• SUPPLIED DATA:
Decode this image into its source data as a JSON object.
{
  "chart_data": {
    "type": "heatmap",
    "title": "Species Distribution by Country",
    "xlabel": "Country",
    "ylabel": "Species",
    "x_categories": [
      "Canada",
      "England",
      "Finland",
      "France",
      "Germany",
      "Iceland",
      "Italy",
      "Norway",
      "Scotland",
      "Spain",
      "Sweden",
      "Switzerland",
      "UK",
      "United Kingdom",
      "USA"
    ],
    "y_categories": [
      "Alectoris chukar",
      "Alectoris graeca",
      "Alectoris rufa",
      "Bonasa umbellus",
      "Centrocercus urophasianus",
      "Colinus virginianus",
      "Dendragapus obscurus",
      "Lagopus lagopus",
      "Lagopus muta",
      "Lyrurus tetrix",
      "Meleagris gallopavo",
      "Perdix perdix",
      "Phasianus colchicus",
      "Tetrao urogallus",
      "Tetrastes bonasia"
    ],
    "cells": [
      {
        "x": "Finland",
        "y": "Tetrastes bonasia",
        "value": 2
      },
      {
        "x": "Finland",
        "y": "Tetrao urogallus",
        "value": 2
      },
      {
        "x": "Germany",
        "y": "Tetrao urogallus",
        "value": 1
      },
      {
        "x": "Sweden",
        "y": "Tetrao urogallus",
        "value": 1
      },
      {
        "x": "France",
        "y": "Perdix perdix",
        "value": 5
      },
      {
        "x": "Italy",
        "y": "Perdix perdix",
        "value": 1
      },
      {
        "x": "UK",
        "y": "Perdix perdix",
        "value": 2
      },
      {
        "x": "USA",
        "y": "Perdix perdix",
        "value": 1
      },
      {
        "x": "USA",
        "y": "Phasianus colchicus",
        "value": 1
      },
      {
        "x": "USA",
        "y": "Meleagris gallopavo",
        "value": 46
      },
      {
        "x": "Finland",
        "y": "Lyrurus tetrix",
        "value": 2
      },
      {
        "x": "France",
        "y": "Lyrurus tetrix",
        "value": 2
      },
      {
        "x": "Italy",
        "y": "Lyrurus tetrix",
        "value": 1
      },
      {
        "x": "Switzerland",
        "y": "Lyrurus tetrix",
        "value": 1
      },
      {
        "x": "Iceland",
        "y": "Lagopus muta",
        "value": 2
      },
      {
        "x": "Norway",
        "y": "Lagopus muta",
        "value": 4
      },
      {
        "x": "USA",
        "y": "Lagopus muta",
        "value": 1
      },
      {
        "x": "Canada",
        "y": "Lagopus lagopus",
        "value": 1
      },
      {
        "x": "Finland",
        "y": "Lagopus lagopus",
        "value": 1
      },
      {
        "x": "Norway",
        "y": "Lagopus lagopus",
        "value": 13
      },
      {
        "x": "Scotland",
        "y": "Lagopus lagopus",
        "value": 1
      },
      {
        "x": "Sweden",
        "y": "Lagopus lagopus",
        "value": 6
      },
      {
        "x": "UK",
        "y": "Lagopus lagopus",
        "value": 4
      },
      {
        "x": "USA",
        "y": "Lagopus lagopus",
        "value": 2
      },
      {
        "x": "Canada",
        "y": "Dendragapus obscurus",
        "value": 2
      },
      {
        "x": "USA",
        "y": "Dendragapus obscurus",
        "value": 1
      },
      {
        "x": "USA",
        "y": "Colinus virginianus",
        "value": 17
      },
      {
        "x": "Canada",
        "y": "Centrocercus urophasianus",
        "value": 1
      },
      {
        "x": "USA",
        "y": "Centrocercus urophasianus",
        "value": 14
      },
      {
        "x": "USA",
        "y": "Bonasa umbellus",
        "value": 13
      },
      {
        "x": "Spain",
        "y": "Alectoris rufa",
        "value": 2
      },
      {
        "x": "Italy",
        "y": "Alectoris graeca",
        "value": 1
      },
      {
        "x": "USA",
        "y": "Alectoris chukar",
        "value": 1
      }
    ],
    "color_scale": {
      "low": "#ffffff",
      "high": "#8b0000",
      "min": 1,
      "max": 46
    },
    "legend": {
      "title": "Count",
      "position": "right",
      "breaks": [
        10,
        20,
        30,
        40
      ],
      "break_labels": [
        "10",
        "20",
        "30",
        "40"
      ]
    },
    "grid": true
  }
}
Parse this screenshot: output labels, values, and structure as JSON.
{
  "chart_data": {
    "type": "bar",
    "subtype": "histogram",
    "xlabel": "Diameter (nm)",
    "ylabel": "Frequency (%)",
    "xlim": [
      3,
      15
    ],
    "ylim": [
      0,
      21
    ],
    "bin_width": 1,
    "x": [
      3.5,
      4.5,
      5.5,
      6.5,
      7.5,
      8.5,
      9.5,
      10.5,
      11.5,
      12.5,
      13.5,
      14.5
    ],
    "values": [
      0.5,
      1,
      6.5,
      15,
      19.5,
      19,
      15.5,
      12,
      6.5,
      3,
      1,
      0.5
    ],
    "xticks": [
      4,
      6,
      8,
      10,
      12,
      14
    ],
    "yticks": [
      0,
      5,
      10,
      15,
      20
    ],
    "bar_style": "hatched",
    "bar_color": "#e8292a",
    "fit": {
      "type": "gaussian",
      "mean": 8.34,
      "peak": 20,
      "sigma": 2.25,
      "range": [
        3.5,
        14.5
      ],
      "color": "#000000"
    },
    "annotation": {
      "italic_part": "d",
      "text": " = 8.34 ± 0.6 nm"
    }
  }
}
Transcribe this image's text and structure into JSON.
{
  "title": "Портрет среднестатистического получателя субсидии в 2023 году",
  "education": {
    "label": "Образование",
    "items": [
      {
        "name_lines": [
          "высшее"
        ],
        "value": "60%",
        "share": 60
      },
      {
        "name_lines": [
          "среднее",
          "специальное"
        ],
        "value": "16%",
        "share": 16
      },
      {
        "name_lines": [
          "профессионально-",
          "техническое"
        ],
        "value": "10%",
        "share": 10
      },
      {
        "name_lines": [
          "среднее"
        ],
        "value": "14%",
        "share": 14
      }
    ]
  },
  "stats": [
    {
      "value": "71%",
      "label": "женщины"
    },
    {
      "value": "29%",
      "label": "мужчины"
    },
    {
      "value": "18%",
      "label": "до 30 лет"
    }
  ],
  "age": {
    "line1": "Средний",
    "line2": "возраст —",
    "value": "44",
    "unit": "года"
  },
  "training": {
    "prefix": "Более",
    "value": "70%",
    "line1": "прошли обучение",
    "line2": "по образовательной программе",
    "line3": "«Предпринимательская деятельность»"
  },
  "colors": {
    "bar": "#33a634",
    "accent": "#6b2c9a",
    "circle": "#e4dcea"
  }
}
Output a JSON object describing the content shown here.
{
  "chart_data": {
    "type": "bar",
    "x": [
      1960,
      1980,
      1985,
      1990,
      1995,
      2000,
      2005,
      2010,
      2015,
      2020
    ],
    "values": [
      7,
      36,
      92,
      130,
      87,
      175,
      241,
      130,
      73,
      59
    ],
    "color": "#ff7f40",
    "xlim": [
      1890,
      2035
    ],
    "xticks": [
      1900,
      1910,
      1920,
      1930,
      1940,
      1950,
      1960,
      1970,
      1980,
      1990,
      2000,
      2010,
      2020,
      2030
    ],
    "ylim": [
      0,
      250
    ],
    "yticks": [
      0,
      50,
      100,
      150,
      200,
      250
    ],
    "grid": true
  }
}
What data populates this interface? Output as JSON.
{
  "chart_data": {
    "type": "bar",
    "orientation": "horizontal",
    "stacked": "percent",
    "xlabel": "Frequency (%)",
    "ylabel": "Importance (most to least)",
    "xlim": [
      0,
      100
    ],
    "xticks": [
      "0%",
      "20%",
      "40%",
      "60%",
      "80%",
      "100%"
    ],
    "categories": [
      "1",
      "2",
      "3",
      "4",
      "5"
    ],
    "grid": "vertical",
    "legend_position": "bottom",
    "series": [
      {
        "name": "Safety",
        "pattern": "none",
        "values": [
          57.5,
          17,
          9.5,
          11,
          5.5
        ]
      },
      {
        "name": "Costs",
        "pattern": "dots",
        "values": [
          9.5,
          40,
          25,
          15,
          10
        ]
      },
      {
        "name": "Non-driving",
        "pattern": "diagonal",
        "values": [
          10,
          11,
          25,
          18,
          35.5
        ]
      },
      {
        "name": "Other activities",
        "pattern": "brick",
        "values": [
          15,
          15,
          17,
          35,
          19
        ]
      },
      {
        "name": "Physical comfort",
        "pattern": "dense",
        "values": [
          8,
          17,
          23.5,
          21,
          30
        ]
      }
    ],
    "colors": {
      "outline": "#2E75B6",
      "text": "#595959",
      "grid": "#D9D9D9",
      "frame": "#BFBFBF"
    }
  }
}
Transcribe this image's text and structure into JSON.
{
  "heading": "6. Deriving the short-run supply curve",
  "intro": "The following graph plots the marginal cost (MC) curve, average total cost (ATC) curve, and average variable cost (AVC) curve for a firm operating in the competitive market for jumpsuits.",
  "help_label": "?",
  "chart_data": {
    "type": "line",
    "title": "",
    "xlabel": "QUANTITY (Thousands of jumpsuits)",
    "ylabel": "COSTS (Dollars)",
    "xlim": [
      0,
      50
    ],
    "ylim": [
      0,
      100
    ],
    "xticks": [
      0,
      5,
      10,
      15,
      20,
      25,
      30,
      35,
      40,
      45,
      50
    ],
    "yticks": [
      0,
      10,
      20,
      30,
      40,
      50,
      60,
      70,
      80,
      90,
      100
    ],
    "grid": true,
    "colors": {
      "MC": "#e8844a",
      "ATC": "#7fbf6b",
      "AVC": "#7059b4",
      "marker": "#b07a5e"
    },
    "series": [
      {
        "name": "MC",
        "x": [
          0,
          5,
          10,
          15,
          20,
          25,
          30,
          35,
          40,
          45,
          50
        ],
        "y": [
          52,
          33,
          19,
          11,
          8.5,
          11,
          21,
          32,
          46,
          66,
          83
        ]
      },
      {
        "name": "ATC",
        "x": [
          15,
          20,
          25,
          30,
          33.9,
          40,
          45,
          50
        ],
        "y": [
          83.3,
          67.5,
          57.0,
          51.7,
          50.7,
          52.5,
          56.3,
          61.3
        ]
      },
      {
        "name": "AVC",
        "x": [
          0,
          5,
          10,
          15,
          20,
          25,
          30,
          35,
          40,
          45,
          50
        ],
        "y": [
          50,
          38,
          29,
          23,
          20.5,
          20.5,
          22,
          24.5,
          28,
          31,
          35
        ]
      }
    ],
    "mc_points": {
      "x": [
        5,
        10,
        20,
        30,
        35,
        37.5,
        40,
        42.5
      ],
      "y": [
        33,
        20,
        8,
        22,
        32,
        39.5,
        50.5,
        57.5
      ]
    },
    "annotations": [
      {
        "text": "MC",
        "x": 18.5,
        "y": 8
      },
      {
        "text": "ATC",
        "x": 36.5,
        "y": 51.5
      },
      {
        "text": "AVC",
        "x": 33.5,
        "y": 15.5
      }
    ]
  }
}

• YOUR TASK: Pull out each line holding the string "grid".

• ANSWER FOR THE TASK:
    "grid": true
    "grid": true
    "grid": "vertical",
      "grid": "#D9D9D9",
    "grid": true,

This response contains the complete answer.